Assad: Forces ‘need more time’ to win Syria battle

The Syrian president made the comments yesterday, in which he also dismissed talk of buffer zones.

This citizen journalist image shows people walking past a gutted police station flying the Syrian revolutionary flag after fighting between rebels and Syrian troops in the Yarmouk camp for Palestinian refugees in south Damascus, Syria
This citizen journalist image shows people walking past a gutted police station flying the Syrian revolutionary flag after fighting between rebels and Syrian troops in the Yarmouk camp for Palestinian refugees in south Damascus, Syria
Image: Anonymous/AP/Press Association Images

THE UN SECURITY Council was to meet today to tackle deteriorating humanitarian conditions in Syria, a day after President Bashar al-Assad rejected moves to create buffer zones in his country.

Pressure

The meeting comes as violence whipped through eastern suburbs of Damascus, where activists said clashes broke out between the Syrian army and rebels before dawn this morning following a bloody day in which 44 civilians were killed in the capital alone.

Regional pressure mounted on Assad when Egyptian President Mohamed Morsi told a summit in Tehran the uprising in Syria is against an “oppressive regime” and a continuation of the Arab Spring, embarrassing Iran, which strongly supports the Damascus regime.

Morsi’s comments sparked a walkout by the Syrian delegation, Egyptian state media said.

Buffer zones

Turkey has floated the idea of creating buffer zones within Syria to receive those displaced by the conflict so they do not flood across the borders into neighbouring countries.

Assad, however, scoffed at the idea in an interview on Wednesday with pro-regime Addounia TV channel.
++++++++++++++++++++
● **Exercise 1**:
Quote the records verbatim, from their first line through the line that contains "double-check-read-icon: [658, 696, 677, 708]", inclusive.

● **Element position data**:
++++++++++++++++++++
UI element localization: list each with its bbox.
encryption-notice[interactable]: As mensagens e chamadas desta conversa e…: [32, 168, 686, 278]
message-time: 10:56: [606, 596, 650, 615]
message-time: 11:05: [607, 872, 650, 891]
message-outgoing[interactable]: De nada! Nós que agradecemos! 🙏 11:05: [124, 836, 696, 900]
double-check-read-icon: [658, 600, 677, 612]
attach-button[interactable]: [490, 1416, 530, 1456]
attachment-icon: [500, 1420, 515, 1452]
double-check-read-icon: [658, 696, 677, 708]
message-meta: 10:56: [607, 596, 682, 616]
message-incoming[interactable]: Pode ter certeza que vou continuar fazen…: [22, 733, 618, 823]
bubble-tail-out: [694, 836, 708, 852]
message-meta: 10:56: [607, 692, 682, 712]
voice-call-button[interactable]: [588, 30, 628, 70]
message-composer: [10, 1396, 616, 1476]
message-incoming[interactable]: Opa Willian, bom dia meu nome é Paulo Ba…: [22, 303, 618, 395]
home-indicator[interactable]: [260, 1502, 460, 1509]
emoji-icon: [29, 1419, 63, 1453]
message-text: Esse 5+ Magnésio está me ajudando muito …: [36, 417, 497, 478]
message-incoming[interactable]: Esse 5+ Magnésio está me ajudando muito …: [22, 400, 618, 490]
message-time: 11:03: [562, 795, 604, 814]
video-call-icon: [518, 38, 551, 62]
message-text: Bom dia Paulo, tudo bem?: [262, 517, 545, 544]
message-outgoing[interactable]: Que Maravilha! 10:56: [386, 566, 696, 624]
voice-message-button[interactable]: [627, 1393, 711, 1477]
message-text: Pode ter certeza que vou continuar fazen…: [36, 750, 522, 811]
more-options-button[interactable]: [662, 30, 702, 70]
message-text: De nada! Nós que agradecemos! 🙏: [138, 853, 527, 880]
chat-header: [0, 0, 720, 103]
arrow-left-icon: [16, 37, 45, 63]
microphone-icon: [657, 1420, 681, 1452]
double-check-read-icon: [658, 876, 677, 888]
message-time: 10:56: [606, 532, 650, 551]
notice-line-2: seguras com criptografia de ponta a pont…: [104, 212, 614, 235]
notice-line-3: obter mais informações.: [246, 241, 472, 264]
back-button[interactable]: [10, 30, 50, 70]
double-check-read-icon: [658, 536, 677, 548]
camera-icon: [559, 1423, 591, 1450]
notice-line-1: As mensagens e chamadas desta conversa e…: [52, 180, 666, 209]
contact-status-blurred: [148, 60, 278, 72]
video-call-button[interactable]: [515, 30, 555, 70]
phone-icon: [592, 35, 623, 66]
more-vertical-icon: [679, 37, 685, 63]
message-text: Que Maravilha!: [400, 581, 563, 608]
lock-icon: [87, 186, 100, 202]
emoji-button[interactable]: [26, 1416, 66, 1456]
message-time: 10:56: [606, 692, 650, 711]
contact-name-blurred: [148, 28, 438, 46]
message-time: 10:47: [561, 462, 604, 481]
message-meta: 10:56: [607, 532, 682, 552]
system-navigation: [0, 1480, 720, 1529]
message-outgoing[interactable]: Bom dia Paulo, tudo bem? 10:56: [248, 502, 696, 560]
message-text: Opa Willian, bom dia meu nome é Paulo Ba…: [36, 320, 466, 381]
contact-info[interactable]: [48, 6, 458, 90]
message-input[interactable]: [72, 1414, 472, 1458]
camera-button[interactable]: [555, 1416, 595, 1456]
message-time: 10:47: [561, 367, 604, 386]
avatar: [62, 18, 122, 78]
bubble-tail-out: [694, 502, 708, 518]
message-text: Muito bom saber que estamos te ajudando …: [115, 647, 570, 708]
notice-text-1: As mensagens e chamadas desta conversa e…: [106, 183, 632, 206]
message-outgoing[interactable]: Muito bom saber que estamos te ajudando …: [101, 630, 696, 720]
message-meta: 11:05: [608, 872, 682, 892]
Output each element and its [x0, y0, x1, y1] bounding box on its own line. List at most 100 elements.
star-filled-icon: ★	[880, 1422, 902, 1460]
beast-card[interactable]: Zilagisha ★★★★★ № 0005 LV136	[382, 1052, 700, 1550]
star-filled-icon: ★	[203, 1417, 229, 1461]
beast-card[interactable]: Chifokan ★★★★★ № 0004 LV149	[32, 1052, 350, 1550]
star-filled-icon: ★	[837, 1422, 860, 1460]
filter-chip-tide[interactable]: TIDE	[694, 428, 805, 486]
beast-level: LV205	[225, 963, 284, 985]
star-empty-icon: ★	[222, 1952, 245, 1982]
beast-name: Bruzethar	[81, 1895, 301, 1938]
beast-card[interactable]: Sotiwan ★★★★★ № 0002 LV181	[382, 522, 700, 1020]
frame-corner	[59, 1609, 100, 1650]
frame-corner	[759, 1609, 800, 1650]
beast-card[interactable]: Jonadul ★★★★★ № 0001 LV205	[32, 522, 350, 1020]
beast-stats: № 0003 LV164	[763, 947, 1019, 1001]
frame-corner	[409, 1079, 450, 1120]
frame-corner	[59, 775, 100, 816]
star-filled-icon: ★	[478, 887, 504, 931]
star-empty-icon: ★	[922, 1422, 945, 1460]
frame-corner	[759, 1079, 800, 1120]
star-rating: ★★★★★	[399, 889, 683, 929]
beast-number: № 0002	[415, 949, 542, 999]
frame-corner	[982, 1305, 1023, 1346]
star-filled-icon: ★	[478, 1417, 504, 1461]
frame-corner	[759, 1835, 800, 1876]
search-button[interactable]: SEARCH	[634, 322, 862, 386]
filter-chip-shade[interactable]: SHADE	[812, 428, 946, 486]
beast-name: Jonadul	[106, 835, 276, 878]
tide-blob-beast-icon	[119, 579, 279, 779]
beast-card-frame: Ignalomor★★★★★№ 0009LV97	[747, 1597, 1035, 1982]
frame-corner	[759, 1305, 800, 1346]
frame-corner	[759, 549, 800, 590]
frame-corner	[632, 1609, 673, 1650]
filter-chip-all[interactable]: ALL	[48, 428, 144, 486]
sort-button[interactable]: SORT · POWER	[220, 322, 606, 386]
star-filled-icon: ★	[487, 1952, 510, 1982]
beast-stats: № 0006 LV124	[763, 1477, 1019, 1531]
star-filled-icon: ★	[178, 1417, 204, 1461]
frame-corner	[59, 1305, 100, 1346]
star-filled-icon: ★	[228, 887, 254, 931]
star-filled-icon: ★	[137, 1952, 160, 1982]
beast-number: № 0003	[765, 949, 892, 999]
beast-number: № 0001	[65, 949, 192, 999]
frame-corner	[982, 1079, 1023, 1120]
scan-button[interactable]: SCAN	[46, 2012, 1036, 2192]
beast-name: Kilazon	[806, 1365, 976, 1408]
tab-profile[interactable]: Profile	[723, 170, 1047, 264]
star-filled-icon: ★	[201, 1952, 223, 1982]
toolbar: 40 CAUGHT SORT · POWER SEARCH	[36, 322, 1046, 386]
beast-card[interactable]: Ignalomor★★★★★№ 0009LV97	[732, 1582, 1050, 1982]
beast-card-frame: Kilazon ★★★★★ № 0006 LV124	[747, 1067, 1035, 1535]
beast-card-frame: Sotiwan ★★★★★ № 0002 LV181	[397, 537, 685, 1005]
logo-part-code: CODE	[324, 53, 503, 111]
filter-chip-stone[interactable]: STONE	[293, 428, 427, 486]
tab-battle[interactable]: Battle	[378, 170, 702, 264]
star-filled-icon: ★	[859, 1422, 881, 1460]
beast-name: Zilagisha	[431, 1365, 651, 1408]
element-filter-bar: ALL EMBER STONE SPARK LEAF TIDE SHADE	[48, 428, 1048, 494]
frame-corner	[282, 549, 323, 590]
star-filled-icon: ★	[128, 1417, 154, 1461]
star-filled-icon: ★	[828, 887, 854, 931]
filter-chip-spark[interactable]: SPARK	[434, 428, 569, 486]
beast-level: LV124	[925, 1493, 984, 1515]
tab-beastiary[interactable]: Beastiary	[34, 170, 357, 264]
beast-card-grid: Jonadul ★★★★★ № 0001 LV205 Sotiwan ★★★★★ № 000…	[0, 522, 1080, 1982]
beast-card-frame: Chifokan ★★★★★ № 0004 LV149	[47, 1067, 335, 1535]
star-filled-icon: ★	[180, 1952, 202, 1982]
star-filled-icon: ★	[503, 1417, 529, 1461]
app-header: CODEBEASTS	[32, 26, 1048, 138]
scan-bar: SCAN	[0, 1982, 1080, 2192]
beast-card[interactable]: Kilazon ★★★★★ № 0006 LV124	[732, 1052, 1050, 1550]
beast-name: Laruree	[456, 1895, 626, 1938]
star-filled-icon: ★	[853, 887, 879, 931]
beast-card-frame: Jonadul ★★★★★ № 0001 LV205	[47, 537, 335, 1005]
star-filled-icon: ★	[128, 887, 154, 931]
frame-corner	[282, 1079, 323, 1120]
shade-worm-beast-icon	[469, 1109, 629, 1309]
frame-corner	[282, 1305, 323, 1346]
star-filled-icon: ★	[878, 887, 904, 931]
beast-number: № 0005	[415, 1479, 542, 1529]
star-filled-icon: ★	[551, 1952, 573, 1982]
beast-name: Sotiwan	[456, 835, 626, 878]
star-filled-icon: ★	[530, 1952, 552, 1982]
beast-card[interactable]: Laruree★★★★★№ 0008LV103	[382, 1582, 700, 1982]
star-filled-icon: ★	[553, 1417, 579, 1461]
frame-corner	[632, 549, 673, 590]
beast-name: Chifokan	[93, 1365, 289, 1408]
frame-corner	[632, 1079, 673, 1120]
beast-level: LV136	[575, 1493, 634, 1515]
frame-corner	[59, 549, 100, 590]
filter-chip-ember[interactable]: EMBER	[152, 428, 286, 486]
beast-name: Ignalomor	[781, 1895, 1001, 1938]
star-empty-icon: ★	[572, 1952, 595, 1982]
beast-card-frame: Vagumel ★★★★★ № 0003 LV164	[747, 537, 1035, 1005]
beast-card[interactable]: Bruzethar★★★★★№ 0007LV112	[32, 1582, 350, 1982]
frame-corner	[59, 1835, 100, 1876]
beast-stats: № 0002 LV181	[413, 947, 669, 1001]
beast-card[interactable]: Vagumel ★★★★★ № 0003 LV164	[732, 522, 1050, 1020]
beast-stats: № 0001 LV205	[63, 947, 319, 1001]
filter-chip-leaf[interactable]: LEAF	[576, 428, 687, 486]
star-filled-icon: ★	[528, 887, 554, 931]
++++++++++++++++++++
● **Exercise 2**:
Print the passage of the Syria article between "Regional pressure mounted" and "state media said.", inclusive, word for word.

● **Exercise output 1**:
UI element localization: list each with its bbox.
encryption-notice[interactable]: As mensagens e chamadas desta conversa e…: [32, 168, 686, 278]
message-time: 10:56: [606, 596, 650, 615]
message-time: 11:05: [607, 872, 650, 891]
message-outgoing[interactable]: De nada! Nós que agradecemos! 🙏 11:05: [124, 836, 696, 900]
double-check-read-icon: [658, 600, 677, 612]
attach-button[interactable]: [490, 1416, 530, 1456]
attachment-icon: [500, 1420, 515, 1452]
double-check-read-icon: [658, 696, 677, 708]

● **Exercise output 2**:
Regional pressure mounted on Assad when Egyptian President Mohamed Morsi told a summit in Tehran the uprising in Syria is against an “oppressive regime” and a continuation of the Arab Spring, embarrassing Iran, which strongly supports the Damascus regime.

Morsi’s comments sparked a walkout by the Syrian delegation, Egyptian state media said.